→ **Instructions to follow**
List all the lines in these records that hold "аналитики".

→ **Input**
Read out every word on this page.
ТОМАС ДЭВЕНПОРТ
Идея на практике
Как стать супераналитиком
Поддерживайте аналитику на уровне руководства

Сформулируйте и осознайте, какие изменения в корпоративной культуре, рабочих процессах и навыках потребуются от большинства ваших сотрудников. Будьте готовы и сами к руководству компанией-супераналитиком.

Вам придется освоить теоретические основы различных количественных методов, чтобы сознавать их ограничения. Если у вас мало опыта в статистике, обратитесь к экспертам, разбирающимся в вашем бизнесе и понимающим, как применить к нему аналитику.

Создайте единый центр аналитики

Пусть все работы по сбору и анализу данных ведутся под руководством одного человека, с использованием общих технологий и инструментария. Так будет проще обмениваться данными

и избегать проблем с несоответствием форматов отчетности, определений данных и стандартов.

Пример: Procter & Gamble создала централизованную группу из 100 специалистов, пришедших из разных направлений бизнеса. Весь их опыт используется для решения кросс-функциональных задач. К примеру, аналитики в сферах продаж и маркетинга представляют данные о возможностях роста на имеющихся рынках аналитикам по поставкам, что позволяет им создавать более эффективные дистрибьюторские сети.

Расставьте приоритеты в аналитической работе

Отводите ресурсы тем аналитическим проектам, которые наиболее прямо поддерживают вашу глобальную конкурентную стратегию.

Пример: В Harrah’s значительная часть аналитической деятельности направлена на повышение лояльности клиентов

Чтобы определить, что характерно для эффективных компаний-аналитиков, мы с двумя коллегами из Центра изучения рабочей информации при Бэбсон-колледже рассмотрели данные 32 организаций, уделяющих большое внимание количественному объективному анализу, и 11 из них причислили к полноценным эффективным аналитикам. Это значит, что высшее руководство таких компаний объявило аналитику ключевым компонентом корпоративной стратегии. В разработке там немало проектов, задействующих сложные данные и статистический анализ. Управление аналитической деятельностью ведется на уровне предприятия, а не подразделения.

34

→ **Complete answer**
Создайте единый центр аналитики
Пример: Procter & Gamble создала централизованную группу из 100 специалистов, пришедших из разных направлений бизнеса. Весь их опыт используется для решения кросс-функциональных задач. К примеру, аналитики в сферах продаж и маркетинга представляют данные о возможностях роста на имеющихся рынках аналитикам по поставкам, что позволяет им создавать более эффективные дистрибьюторские сети.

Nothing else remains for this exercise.